◆ **ЗАДАНИЕ И ТРЕБОВАНИЯ**: Воспроизведите дословно часть отрывка о фильме «Советская элегия», начиная со слов «Вот флейта. Сыграйте» и до слов «в виду Штрауб.» включительно.

◆ **ОТРЫВОК ИЗ СТАТЬИ**:
☆ ☆ ☆

«Советская элегия»: 120 парадных портретов. И один непарадный
Советская элегия. Реж. Александр Сокуров. 1989.
Вот флейта. Сыграйте что-нибудь.
Шекспир. «Гамлет»
«Вы больше не увидите, как человек выходит из дома на улицу и садится в машину, но лишь представление о том, как в кино полагается выходить из дома на улицу», — заметил, что-нибудь два десятилетия назад, еретик экрана Жан-Мари Штрауб.
В этом фильме вы увидите, как человек выходит на улицу и садится в машину в том самом «антикинематографическом» смысле, который имел в виду Штрауб.
Человек этот — Борис Николаевич Ельцин. Признаться, услышав, что Сокуров сделал фильм «о Ельцине», я очень удивилась. Конечно, «неигровое кино» — равноправная часть того целого, которое составит когда-нибудь «кинематограф Сокурова». Но опус о современном политическом деятеле? Отклик на текущую злобу дня? Сокуров в роли телерепортера?
Разумеется, вопросы оказались риторическими. Никакого «злободневного интервью», «момента истины» в ленте нет, хотя снята она в «дни затмения» (дата съемок оговорена). В ней вообще минимум текста — несколько сугубо информационных фраз. И хотя Ельцин ее главный, чтобы не сказать единственный, герой, картина не о нем. Или не только о нем. Режиссер назвал ее «Советская элегия» с упором на оба слова, и на старый вопрос «по ком звонит колокол?» ответ будет не новей: он звонит по нас.
Отдаленные удары колокола с какой-нибудь нечаянно уцелевшей церковки: карканье ворон, густая, почти непроглядная листва, поверженное каменное надгробие, разномастные кресты — кладбище. Камера панорамирует медленно, в темпе меланхолии, присущей месту. Старое кладбище запущено, заросло, говорит о бренности. Пятиконечная звезда на каком-то сварном сооружении естественно, без диссонанса соседствует с миловидным дореволюционным ангелом, рассыпавшим мраморные кудри по перекладине креста. Сокуров, как никто, умеет снимать советскую эмблематику в ракурсе истории, и в этом смысле документальные кадры «Советской элегии» мало отличаются от игровых «Дней затмения». Взгляд поднимается вверх, и сквозь чугунный ажурный узор очередного креста
— небо и лес вдали — requiem aeternam.

☆ ☆ ☆

◆ **ИСХОДНЫЕ МАТЕРИАЛЫ**:
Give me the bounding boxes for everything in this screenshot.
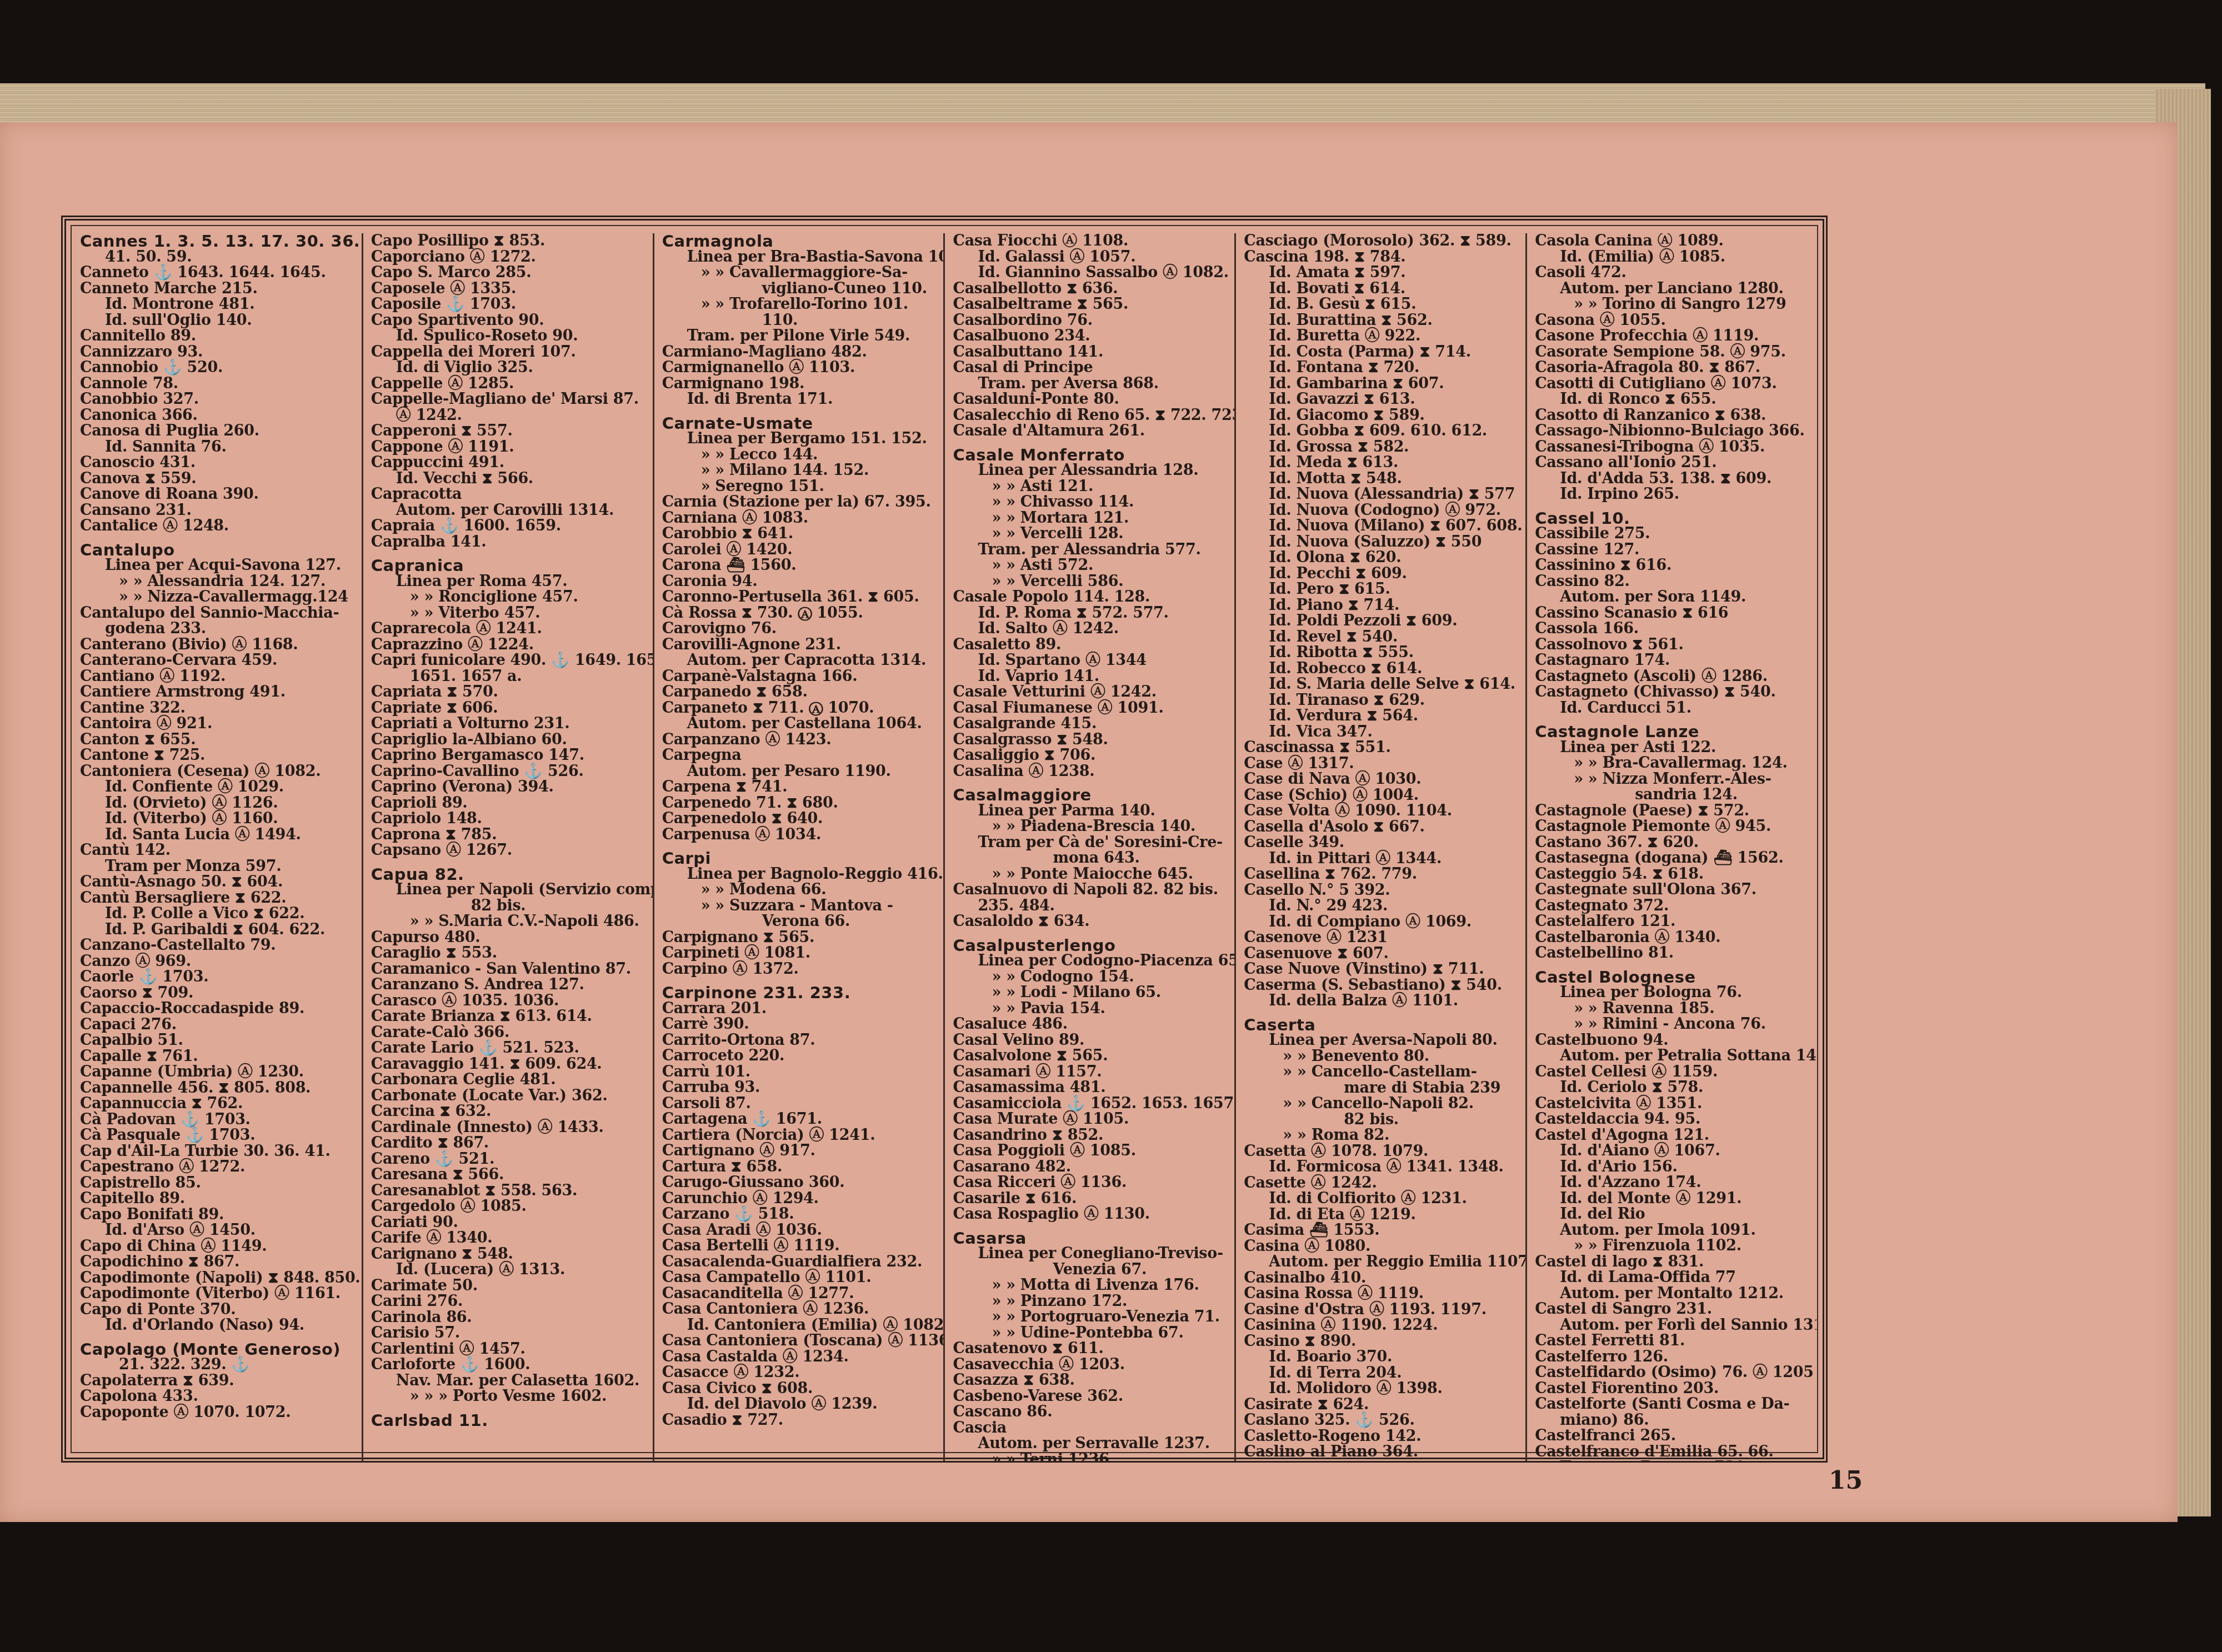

☆ ☆ ☆

◆ **ПОЛНЫЙ ОТВЕТ**:
Вот флейта. Сыграйте что-нибудь.
Шекспир. «Гамлет»
«Вы больше не увидите, как человек выходит из дома на улицу и садится в машину, но лишь представление о том, как в кино полагается выходить из дома на улицу», — заметил, что-нибудь два десятилетия назад, еретик экрана Жан-Мари Штрауб.
В этом фильме вы увидите, как человек выходит на улицу и садится в машину в том самом «антикинематографическом» смысле, который имел в виду Штрауб.